[Extracted data entries]
┌──

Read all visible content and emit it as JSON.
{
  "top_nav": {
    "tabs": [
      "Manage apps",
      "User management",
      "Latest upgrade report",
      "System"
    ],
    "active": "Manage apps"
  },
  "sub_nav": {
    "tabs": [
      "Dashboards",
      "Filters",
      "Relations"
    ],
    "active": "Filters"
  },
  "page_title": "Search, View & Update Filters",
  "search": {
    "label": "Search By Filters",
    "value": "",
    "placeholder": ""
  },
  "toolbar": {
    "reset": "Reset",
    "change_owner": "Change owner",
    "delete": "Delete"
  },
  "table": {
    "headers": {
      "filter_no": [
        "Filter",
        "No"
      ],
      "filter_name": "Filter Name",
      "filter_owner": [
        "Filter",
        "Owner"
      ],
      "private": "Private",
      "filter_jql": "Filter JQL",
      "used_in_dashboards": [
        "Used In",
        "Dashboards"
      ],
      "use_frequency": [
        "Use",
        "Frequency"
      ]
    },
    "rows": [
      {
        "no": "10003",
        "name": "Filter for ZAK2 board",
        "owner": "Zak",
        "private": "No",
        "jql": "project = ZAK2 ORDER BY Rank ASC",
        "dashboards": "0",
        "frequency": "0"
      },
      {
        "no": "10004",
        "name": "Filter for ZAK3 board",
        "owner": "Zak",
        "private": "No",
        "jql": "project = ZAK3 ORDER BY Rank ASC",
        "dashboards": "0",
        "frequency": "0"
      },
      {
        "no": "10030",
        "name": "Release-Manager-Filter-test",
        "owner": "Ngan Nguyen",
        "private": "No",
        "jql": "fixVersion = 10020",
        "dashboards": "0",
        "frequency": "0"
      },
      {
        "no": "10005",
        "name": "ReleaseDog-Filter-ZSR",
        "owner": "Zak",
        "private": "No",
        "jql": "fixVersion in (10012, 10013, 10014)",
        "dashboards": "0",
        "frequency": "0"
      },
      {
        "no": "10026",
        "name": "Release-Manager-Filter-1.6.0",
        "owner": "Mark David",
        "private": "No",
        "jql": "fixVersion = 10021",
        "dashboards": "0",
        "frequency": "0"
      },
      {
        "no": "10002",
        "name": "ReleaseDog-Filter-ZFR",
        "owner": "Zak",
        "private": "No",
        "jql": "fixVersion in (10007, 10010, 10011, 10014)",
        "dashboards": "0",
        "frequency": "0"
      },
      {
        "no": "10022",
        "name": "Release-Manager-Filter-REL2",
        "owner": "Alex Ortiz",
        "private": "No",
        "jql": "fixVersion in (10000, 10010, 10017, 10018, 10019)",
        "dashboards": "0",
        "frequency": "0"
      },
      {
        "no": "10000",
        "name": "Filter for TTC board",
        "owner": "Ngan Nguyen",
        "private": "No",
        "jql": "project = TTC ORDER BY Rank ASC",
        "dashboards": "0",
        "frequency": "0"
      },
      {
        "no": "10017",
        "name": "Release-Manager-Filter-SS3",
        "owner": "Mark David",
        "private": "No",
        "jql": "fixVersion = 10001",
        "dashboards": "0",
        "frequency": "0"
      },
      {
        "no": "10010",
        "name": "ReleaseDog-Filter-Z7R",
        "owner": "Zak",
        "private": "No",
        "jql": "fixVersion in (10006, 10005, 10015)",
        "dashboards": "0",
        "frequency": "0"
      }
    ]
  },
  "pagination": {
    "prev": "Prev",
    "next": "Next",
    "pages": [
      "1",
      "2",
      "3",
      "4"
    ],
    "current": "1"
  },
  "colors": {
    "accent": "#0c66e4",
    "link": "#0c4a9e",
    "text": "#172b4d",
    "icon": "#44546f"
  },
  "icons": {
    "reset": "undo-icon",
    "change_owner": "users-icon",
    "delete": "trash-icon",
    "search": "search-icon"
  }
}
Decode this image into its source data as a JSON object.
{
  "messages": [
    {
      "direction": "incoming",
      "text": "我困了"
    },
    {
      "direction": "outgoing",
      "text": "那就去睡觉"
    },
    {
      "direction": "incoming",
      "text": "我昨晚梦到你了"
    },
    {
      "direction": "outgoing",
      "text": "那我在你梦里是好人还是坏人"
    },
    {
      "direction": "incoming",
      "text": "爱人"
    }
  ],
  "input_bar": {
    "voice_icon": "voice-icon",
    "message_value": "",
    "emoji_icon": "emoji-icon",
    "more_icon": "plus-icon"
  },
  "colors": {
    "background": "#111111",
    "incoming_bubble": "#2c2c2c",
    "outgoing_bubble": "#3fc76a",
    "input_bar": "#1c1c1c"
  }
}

└──

Only a number is expected here: the count of lines in the listing that hold the string "Filters".

▶ WORKED SOLUTION
4